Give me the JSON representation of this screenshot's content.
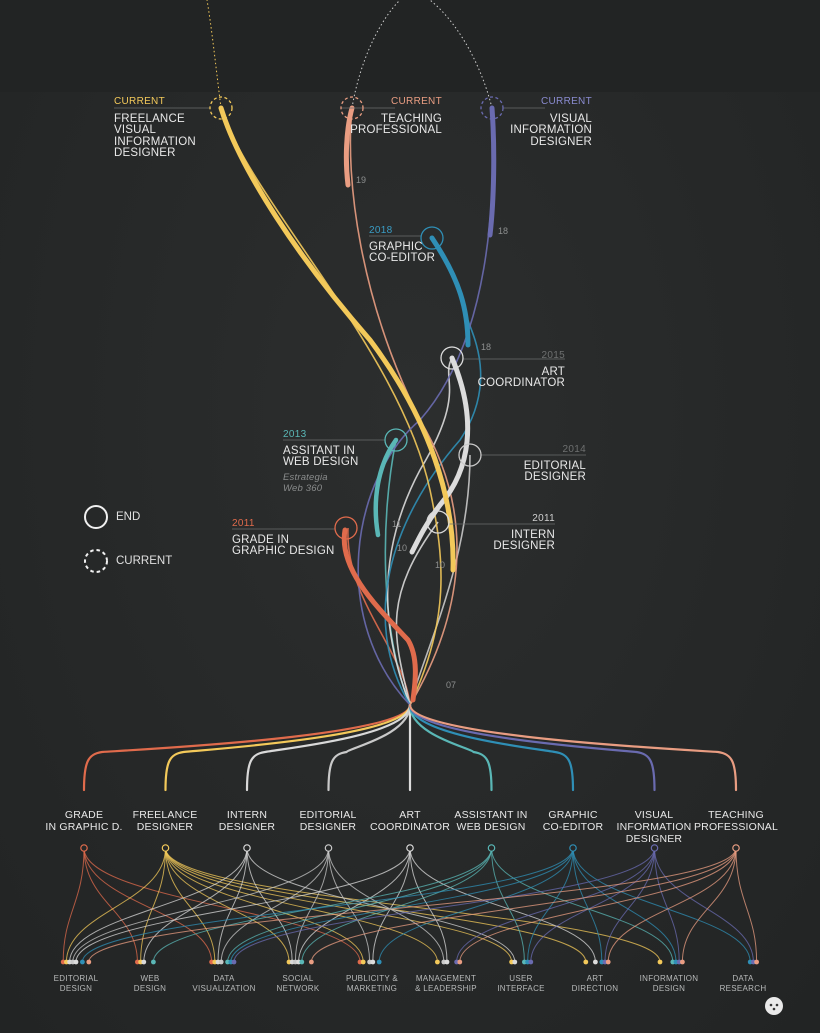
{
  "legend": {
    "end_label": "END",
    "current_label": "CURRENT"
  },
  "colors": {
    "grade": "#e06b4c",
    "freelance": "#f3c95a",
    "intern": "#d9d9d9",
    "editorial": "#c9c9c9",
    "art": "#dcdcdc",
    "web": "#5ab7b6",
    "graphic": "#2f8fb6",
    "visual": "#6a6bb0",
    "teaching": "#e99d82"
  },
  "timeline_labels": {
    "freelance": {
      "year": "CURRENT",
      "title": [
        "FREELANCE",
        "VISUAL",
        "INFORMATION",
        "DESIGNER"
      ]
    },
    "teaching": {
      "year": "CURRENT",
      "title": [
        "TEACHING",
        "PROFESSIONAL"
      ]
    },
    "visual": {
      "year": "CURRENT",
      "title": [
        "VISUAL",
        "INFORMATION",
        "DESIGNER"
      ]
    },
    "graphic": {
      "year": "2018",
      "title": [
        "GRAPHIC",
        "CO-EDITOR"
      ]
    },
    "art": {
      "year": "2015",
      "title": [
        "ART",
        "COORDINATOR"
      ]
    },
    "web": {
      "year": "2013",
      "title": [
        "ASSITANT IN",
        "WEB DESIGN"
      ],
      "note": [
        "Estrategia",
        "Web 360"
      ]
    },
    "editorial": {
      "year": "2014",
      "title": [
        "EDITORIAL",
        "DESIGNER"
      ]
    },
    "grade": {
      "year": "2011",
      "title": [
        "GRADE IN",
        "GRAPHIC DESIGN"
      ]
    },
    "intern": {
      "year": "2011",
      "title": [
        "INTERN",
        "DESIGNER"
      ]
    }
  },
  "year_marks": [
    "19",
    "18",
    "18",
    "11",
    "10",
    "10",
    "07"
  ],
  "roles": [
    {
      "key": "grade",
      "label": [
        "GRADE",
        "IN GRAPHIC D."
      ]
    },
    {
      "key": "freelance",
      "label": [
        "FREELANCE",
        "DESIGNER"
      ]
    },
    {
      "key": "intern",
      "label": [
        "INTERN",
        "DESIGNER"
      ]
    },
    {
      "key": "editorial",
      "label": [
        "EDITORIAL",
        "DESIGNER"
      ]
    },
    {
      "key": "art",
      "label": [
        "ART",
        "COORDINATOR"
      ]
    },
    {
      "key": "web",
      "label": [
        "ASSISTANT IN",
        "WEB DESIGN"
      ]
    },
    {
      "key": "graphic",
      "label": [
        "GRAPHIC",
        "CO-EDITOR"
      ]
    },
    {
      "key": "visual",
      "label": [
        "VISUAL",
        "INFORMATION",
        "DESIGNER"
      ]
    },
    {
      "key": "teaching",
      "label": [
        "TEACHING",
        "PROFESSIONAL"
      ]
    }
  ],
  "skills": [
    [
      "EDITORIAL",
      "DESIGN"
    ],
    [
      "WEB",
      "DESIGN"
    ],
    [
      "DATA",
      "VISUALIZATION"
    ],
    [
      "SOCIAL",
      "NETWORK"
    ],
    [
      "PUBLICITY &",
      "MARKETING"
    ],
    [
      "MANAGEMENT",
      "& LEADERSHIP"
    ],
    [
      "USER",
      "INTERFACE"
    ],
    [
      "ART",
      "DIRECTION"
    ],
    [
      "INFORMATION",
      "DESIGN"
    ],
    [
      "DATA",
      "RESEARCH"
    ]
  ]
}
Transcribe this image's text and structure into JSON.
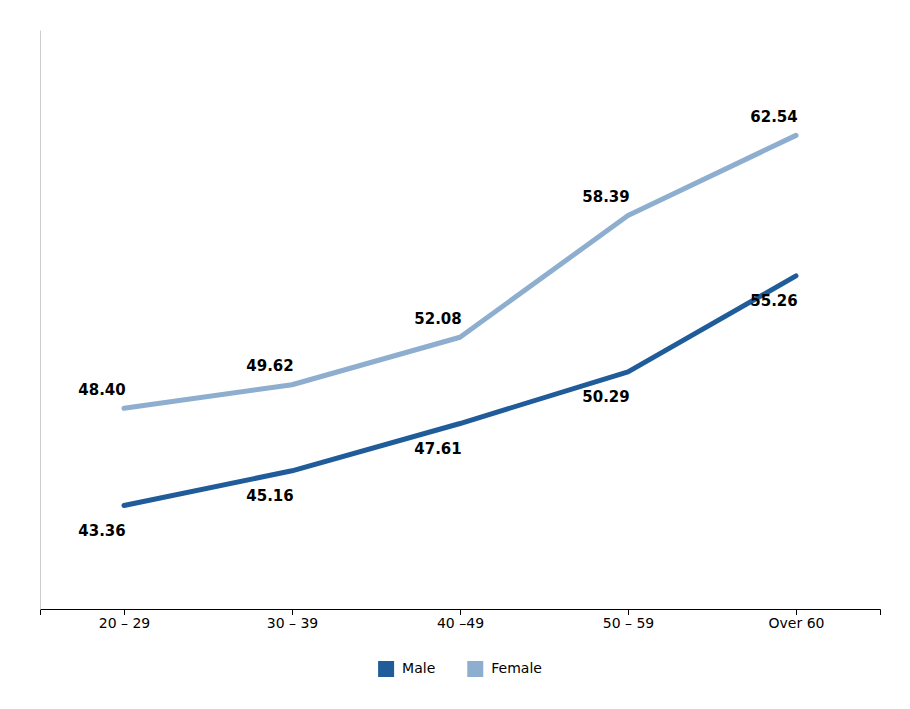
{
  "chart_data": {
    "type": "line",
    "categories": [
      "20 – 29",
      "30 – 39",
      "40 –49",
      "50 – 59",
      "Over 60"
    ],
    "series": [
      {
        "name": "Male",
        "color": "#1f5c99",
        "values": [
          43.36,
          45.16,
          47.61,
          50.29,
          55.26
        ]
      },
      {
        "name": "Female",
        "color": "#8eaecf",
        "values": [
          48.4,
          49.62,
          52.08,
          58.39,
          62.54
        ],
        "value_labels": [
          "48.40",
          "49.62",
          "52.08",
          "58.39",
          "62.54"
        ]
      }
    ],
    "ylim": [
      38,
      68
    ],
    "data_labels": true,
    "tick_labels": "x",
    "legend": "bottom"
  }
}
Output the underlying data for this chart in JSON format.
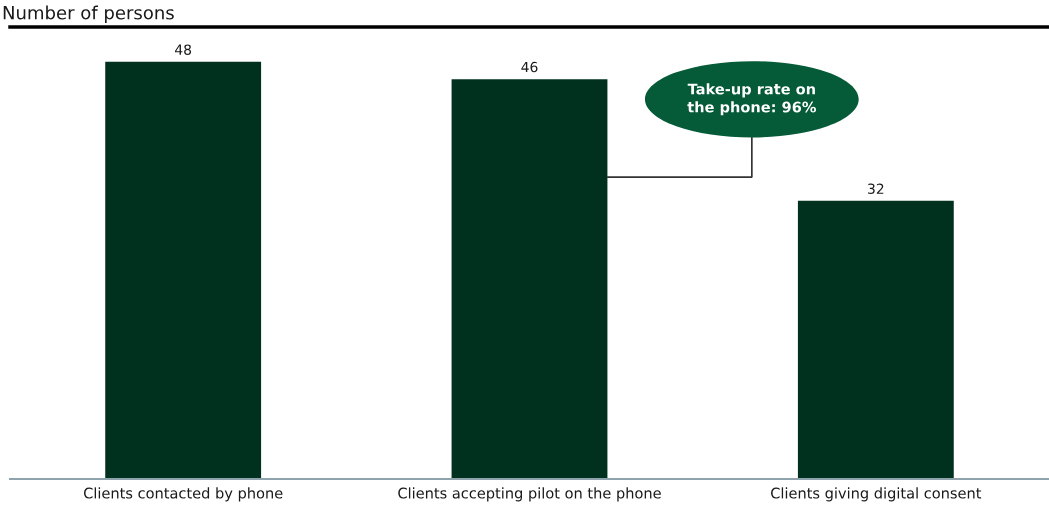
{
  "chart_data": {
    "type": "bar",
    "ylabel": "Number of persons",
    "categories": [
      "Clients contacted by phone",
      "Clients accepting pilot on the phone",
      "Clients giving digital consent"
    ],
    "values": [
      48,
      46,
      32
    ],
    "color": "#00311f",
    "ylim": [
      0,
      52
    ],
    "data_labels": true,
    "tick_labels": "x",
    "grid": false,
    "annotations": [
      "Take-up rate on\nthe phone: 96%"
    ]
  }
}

• _GIVEN EXERCISE_
Leave out every picture and write out exactly the lines running from the line containing "Transcribe this image's" to the end of the listing above.

• _OUTPUT_
Transcribe this image's text and structure into JSON.
{
  "chart_data": {
    "type": "line",
    "categories": [
      "20 – 29",
      "30 – 39",
      "40 –49",
      "50 – 59",
      "Over 60"
    ],
    "series": [
      {
        "name": "Male",
        "color": "#1f5c99",
        "values": [
          43.36,
          45.16,
          47.61,
          50.29,
          55.26
        ]
      },
      {
        "name": "Female",
        "color": "#8eaecf",
        "values": [
          48.4,
          49.62,
          52.08,
          58.39,
          62.54
        ],
        "value_labels": [
          "48.40",
          "49.62",
          "52.08",
          "58.39",
          "62.54"
        ]
      }
    ],
    "ylim": [
      38,
      68
    ],
    "data_labels": true,
    "tick_labels": "x",
    "legend": "bottom"
  }
}
Output the underlying data for this chart in JSON format.
{
  "chart_data": {
    "type": "bar",
    "ylabel": "Number of persons",
    "categories": [
      "Clients contacted by phone",
      "Clients accepting pilot on the phone",
      "Clients giving digital consent"
    ],
    "values": [
      48,
      46,
      32
    ],
    "color": "#00311f",
    "ylim": [
      0,
      52
    ],
    "data_labels": true,
    "tick_labels": "x",
    "grid": false,
    "annotations": [
      "Take-up rate on\nthe phone: 96%"
    ]
  }
}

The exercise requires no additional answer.